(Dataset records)
>> begin

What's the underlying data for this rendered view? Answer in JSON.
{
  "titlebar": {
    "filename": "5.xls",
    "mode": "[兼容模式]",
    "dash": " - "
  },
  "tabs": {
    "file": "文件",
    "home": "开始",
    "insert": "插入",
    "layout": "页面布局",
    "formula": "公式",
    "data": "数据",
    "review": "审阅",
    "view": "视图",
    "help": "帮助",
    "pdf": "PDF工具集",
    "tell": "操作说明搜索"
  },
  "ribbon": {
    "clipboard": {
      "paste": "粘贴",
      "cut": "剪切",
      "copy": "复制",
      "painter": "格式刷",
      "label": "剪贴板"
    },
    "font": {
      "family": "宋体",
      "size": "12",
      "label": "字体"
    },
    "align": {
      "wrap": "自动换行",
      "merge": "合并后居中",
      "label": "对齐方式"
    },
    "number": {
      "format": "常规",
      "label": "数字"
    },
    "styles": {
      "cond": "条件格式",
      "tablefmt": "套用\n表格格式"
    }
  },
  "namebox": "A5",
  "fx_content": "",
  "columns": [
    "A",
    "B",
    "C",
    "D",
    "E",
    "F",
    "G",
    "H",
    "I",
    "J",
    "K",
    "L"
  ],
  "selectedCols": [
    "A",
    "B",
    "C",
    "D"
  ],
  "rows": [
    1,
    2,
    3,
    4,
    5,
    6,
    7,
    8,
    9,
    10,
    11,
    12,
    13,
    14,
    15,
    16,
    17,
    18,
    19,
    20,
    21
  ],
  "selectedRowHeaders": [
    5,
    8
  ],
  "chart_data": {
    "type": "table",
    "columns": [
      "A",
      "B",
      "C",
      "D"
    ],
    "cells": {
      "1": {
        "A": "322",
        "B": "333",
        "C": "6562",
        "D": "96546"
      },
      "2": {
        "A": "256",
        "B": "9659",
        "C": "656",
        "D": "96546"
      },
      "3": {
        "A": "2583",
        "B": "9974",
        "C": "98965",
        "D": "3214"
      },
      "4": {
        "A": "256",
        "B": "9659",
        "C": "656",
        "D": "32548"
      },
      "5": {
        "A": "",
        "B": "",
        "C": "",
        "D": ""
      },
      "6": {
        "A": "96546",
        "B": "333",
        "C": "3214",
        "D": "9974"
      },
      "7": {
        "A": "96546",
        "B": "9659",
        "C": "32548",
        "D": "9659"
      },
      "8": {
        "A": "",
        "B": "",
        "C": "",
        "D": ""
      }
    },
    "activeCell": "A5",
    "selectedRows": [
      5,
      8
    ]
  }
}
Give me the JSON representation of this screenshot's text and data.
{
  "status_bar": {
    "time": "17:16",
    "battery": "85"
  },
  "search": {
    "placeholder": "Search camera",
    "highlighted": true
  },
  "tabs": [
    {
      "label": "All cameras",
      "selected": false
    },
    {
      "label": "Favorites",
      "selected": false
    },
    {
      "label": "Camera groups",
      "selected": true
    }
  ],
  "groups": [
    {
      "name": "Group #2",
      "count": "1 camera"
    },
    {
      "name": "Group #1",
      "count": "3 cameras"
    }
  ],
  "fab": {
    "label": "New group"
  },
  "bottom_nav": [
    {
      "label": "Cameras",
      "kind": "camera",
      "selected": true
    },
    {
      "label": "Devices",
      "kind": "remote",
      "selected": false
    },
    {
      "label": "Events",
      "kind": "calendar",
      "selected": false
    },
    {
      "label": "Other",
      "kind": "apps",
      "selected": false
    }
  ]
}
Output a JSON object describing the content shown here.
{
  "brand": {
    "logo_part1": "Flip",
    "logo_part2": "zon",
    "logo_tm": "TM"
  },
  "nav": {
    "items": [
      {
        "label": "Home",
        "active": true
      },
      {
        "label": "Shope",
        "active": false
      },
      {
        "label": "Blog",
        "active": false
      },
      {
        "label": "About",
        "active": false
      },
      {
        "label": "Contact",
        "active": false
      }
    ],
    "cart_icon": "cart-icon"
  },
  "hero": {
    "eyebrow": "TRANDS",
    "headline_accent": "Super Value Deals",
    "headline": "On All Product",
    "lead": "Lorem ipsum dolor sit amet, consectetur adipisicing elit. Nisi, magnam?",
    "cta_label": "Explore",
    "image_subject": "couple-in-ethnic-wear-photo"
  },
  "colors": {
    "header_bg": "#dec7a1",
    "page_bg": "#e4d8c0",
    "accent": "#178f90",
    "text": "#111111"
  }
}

>> end

• _WRITTEN REQUEST_
Transcribe the whole listing with nothing added or left out.

• _THE RESULT_
What's the underlying data for this rendered view? Answer in JSON.
{
  "titlebar": {
    "filename": "5.xls",
    "mode": "[兼容模式]",
    "dash": " - "
  },
  "tabs": {
    "file": "文件",
    "home": "开始",
    "insert": "插入",
    "layout": "页面布局",
    "formula": "公式",
    "data": "数据",
    "review": "审阅",
    "view": "视图",
    "help": "帮助",
    "pdf": "PDF工具集",
    "tell": "操作说明搜索"
  },
  "ribbon": {
    "clipboard": {
      "paste": "粘贴",
      "cut": "剪切",
      "copy": "复制",
      "painter": "格式刷",
      "label": "剪贴板"
    },
    "font": {
      "family": "宋体",
      "size": "12",
      "label": "字体"
    },
    "align": {
      "wrap": "自动换行",
      "merge": "合并后居中",
      "label": "对齐方式"
    },
    "number": {
      "format": "常规",
      "label": "数字"
    },
    "styles": {
      "cond": "条件格式",
      "tablefmt": "套用\n表格格式"
    }
  },
  "namebox": "A5",
  "fx_content": "",
  "columns": [
    "A",
    "B",
    "C",
    "D",
    "E",
    "F",
    "G",
    "H",
    "I",
    "J",
    "K",
    "L"
  ],
  "selectedCols": [
    "A",
    "B",
    "C",
    "D"
  ],
  "rows": [
    1,
    2,
    3,
    4,
    5,
    6,
    7,
    8,
    9,
    10,
    11,
    12,
    13,
    14,
    15,
    16,
    17,
    18,
    19,
    20,
    21
  ],
  "selectedRowHeaders": [
    5,
    8
  ],
  "chart_data": {
    "type": "table",
    "columns": [
      "A",
      "B",
      "C",
      "D"
    ],
    "cells": {
      "1": {
        "A": "322",
        "B": "333",
        "C": "6562",
        "D": "96546"
      },
      "2": {
        "A": "256",
        "B": "9659",
        "C": "656",
        "D": "96546"
      },
      "3": {
        "A": "2583",
        "B": "9974",
        "C": "98965",
        "D": "3214"
      },
      "4": {
        "A": "256",
        "B": "9659",
        "C": "656",
        "D": "32548"
      },
      "5": {
        "A": "",
        "B": "",
        "C": "",
        "D": ""
      },
      "6": {
        "A": "96546",
        "B": "333",
        "C": "3214",
        "D": "9974"
      },
      "7": {
        "A": "96546",
        "B": "9659",
        "C": "32548",
        "D": "9659"
      },
      "8": {
        "A": "",
        "B": "",
        "C": "",
        "D": ""
      }
    },
    "activeCell": "A5",
    "selectedRows": [
      5,
      8
    ]
  }
}
Give me the JSON representation of this screenshot's text and data.
{
  "status_bar": {
    "time": "17:16",
    "battery": "85"
  },
  "search": {
    "placeholder": "Search camera",
    "highlighted": true
  },
  "tabs": [
    {
      "label": "All cameras",
      "selected": false
    },
    {
      "label": "Favorites",
      "selected": false
    },
    {
      "label": "Camera groups",
      "selected": true
    }
  ],
  "groups": [
    {
      "name": "Group #2",
      "count": "1 camera"
    },
    {
      "name": "Group #1",
      "count": "3 cameras"
    }
  ],
  "fab": {
    "label": "New group"
  },
  "bottom_nav": [
    {
      "label": "Cameras",
      "kind": "camera",
      "selected": true
    },
    {
      "label": "Devices",
      "kind": "remote",
      "selected": false
    },
    {
      "label": "Events",
      "kind": "calendar",
      "selected": false
    },
    {
      "label": "Other",
      "kind": "apps",
      "selected": false
    }
  ]
}
Output a JSON object describing the content shown here.
{
  "brand": {
    "logo_part1": "Flip",
    "logo_part2": "zon",
    "logo_tm": "TM"
  },
  "nav": {
    "items": [
      {
        "label": "Home",
        "active": true
      },
      {
        "label": "Shope",
        "active": false
      },
      {
        "label": "Blog",
        "active": false
      },
      {
        "label": "About",
        "active": false
      },
      {
        "label": "Contact",
        "active": false
      }
    ],
    "cart_icon": "cart-icon"
  },
  "hero": {
    "eyebrow": "TRANDS",
    "headline_accent": "Super Value Deals",
    "headline": "On All Product",
    "lead": "Lorem ipsum dolor sit amet, consectetur adipisicing elit. Nisi, magnam?",
    "cta_label": "Explore",
    "image_subject": "couple-in-ethnic-wear-photo"
  },
  "colors": {
    "header_bg": "#dec7a1",
    "page_bg": "#e4d8c0",
    "accent": "#178f90",
    "text": "#111111"
  }
}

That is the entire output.